▸ **Problem requirements**:
Repeat the data verbatim.

▸ **Listed records**:
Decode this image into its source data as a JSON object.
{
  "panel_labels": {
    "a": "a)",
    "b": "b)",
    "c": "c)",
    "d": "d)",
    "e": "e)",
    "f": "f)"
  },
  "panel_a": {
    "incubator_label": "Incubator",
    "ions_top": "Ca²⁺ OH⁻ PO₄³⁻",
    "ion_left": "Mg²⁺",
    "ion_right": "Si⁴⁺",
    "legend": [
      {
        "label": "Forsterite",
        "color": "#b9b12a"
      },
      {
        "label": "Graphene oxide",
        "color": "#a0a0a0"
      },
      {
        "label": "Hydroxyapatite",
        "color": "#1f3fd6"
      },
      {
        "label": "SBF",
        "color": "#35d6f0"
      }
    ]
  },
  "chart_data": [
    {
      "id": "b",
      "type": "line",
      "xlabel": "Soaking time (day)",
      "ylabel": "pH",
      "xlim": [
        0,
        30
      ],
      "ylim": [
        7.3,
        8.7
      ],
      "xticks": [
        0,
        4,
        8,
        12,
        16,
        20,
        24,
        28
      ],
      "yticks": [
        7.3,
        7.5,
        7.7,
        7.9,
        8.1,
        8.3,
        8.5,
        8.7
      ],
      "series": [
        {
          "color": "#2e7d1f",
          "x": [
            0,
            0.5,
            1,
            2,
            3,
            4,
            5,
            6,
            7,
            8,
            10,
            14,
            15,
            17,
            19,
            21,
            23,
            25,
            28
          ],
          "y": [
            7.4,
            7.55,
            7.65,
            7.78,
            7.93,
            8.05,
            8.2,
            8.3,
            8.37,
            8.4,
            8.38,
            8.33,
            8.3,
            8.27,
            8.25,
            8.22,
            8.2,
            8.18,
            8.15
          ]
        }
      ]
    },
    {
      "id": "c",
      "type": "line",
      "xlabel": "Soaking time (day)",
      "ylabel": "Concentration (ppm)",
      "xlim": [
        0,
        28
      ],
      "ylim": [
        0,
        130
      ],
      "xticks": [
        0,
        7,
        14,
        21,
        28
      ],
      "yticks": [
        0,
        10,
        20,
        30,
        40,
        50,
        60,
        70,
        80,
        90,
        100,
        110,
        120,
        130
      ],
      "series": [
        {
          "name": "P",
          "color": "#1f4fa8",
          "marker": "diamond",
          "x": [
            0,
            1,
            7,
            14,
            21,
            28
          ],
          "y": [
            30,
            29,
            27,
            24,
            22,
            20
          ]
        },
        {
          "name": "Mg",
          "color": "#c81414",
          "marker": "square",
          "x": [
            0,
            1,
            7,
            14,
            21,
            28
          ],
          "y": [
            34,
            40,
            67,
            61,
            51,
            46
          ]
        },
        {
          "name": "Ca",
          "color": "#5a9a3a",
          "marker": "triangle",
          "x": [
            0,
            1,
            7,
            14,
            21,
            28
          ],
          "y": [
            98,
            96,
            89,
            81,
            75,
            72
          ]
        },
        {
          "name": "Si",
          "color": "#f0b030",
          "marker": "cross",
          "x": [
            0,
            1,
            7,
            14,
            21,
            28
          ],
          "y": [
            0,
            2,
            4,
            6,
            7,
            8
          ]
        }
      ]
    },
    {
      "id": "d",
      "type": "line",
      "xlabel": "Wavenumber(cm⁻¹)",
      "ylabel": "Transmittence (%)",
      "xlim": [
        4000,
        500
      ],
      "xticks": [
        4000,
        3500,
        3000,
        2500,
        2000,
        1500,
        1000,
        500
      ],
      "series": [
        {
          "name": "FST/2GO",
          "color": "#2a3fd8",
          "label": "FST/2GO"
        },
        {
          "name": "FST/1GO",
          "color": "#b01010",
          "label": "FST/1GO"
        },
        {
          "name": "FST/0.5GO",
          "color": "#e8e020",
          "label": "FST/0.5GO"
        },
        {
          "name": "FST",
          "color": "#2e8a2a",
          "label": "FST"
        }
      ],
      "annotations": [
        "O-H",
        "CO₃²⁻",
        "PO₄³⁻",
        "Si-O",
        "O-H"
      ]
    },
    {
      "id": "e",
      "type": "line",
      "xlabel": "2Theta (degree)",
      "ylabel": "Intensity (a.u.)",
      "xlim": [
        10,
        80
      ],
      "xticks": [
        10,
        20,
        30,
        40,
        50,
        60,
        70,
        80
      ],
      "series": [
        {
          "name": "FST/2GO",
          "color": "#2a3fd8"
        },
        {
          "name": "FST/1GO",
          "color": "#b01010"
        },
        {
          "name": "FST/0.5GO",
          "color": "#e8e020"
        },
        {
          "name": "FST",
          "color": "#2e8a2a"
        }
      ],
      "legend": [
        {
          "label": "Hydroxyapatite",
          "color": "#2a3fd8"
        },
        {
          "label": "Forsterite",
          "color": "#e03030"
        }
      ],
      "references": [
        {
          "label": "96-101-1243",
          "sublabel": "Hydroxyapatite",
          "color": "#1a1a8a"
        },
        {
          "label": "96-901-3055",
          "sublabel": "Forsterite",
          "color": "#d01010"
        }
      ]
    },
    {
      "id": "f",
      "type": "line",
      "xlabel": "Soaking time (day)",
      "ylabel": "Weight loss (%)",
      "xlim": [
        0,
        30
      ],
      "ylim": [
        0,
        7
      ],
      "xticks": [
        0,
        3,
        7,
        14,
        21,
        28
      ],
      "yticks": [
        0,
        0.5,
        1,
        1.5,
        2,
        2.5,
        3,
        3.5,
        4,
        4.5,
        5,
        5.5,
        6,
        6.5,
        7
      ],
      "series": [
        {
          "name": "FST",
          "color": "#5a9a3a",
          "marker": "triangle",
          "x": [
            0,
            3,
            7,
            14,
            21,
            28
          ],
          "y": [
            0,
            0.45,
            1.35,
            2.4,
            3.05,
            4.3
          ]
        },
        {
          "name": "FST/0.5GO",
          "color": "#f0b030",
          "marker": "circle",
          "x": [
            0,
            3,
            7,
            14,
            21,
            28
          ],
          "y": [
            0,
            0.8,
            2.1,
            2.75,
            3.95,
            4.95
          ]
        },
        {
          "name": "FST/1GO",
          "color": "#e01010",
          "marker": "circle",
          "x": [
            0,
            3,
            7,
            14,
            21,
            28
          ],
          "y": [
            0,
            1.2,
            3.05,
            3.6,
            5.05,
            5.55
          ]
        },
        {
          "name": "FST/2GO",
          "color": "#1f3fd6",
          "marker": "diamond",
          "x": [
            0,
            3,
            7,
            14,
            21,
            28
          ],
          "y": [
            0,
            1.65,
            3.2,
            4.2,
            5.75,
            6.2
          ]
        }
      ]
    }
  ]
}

▸ **Reply to the task**:
Decode this image into its source data as a JSON object.
{
  "panel_labels": {
    "a": "a)",
    "b": "b)",
    "c": "c)",
    "d": "d)",
    "e": "e)",
    "f": "f)"
  },
  "panel_a": {
    "incubator_label": "Incubator",
    "ions_top": "Ca²⁺ OH⁻ PO₄³⁻",
    "ion_left": "Mg²⁺",
    "ion_right": "Si⁴⁺",
    "legend": [
      {
        "label": "Forsterite",
        "color": "#b9b12a"
      },
      {
        "label": "Graphene oxide",
        "color": "#a0a0a0"
      },
      {
        "label": "Hydroxyapatite",
        "color": "#1f3fd6"
      },
      {
        "label": "SBF",
        "color": "#35d6f0"
      }
    ]
  },
  "chart_data": [
    {
      "id": "b",
      "type": "line",
      "xlabel": "Soaking time (day)",
      "ylabel": "pH",
      "xlim": [
        0,
        30
      ],
      "ylim": [
        7.3,
        8.7
      ],
      "xticks": [
        0,
        4,
        8,
        12,
        16,
        20,
        24,
        28
      ],
      "yticks": [
        7.3,
        7.5,
        7.7,
        7.9,
        8.1,
        8.3,
        8.5,
        8.7
      ],
      "series": [
        {
          "color": "#2e7d1f",
          "x": [
            0,
            0.5,
            1,
            2,
            3,
            4,
            5,
            6,
            7,
            8,
            10,
            14,
            15,
            17,
            19,
            21,
            23,
            25,
            28
          ],
          "y": [
            7.4,
            7.55,
            7.65,
            7.78,
            7.93,
            8.05,
            8.2,
            8.3,
            8.37,
            8.4,
            8.38,
            8.33,
            8.3,
            8.27,
            8.25,
            8.22,
            8.2,
            8.18,
            8.15
          ]
        }
      ]
    },
    {
      "id": "c",
      "type": "line",
      "xlabel": "Soaking time (day)",
      "ylabel": "Concentration (ppm)",
      "xlim": [
        0,
        28
      ],
      "ylim": [
        0,
        130
      ],
      "xticks": [
        0,
        7,
        14,
        21,
        28
      ],
      "yticks": [
        0,
        10,
        20,
        30,
        40,
        50,
        60,
        70,
        80,
        90,
        100,
        110,
        120,
        130
      ],
      "series": [
        {
          "name": "P",
          "color": "#1f4fa8",
          "marker": "diamond",
          "x": [
            0,
            1,
            7,
            14,
            21,
            28
          ],
          "y": [
            30,
            29,
            27,
            24,
            22,
            20
          ]
        },
        {
          "name": "Mg",
          "color": "#c81414",
          "marker": "square",
          "x": [
            0,
            1,
            7,
            14,
            21,
            28
          ],
          "y": [
            34,
            40,
            67,
            61,
            51,
            46
          ]
        },
        {
          "name": "Ca",
          "color": "#5a9a3a",
          "marker": "triangle",
          "x": [
            0,
            1,
            7,
            14,
            21,
            28
          ],
          "y": [
            98,
            96,
            89,
            81,
            75,
            72
          ]
        },
        {
          "name": "Si",
          "color": "#f0b030",
          "marker": "cross",
          "x": [
            0,
            1,
            7,
            14,
            21,
            28
          ],
          "y": [
            0,
            2,
            4,
            6,
            7,
            8
          ]
        }
      ]
    },
    {
      "id": "d",
      "type": "line",
      "xlabel": "Wavenumber(cm⁻¹)",
      "ylabel": "Transmittence (%)",
      "xlim": [
        4000,
        500
      ],
      "xticks": [
        4000,
        3500,
        3000,
        2500,
        2000,
        1500,
        1000,
        500
      ],
      "series": [
        {
          "name": "FST/2GO",
          "color": "#2a3fd8",
          "label": "FST/2GO"
        },
        {
          "name": "FST/1GO",
          "color": "#b01010",
          "label": "FST/1GO"
        },
        {
          "name": "FST/0.5GO",
          "color": "#e8e020",
          "label": "FST/0.5GO"
        },
        {
          "name": "FST",
          "color": "#2e8a2a",
          "label": "FST"
        }
      ],
      "annotations": [
        "O-H",
        "CO₃²⁻",
        "PO₄³⁻",
        "Si-O",
        "O-H"
      ]
    },
    {
      "id": "e",
      "type": "line",
      "xlabel": "2Theta (degree)",
      "ylabel": "Intensity (a.u.)",
      "xlim": [
        10,
        80
      ],
      "xticks": [
        10,
        20,
        30,
        40,
        50,
        60,
        70,
        80
      ],
      "series": [
        {
          "name": "FST/2GO",
          "color": "#2a3fd8"
        },
        {
          "name": "FST/1GO",
          "color": "#b01010"
        },
        {
          "name": "FST/0.5GO",
          "color": "#e8e020"
        },
        {
          "name": "FST",
          "color": "#2e8a2a"
        }
      ],
      "legend": [
        {
          "label": "Hydroxyapatite",
          "color": "#2a3fd8"
        },
        {
          "label": "Forsterite",
          "color": "#e03030"
        }
      ],
      "references": [
        {
          "label": "96-101-1243",
          "sublabel": "Hydroxyapatite",
          "color": "#1a1a8a"
        },
        {
          "label": "96-901-3055",
          "sublabel": "Forsterite",
          "color": "#d01010"
        }
      ]
    },
    {
      "id": "f",
      "type": "line",
      "xlabel": "Soaking time (day)",
      "ylabel": "Weight loss (%)",
      "xlim": [
        0,
        30
      ],
      "ylim": [
        0,
        7
      ],
      "xticks": [
        0,
        3,
        7,
        14,
        21,
        28
      ],
      "yticks": [
        0,
        0.5,
        1,
        1.5,
        2,
        2.5,
        3,
        3.5,
        4,
        4.5,
        5,
        5.5,
        6,
        6.5,
        7
      ],
      "series": [
        {
          "name": "FST",
          "color": "#5a9a3a",
          "marker": "triangle",
          "x": [
            0,
            3,
            7,
            14,
            21,
            28
          ],
          "y": [
            0,
            0.45,
            1.35,
            2.4,
            3.05,
            4.3
          ]
        },
        {
          "name": "FST/0.5GO",
          "color": "#f0b030",
          "marker": "circle",
          "x": [
            0,
            3,
            7,
            14,
            21,
            28
          ],
          "y": [
            0,
            0.8,
            2.1,
            2.75,
            3.95,
            4.95
          ]
        },
        {
          "name": "FST/1GO",
          "color": "#e01010",
          "marker": "circle",
          "x": [
            0,
            3,
            7,
            14,
            21,
            28
          ],
          "y": [
            0,
            1.2,
            3.05,
            3.6,
            5.05,
            5.55
          ]
        },
        {
          "name": "FST/2GO",
          "color": "#1f3fd6",
          "marker": "diamond",
          "x": [
            0,
            3,
            7,
            14,
            21,
            28
          ],
          "y": [
            0,
            1.65,
            3.2,
            4.2,
            5.75,
            6.2
          ]
        }
      ]
    }
  ]
}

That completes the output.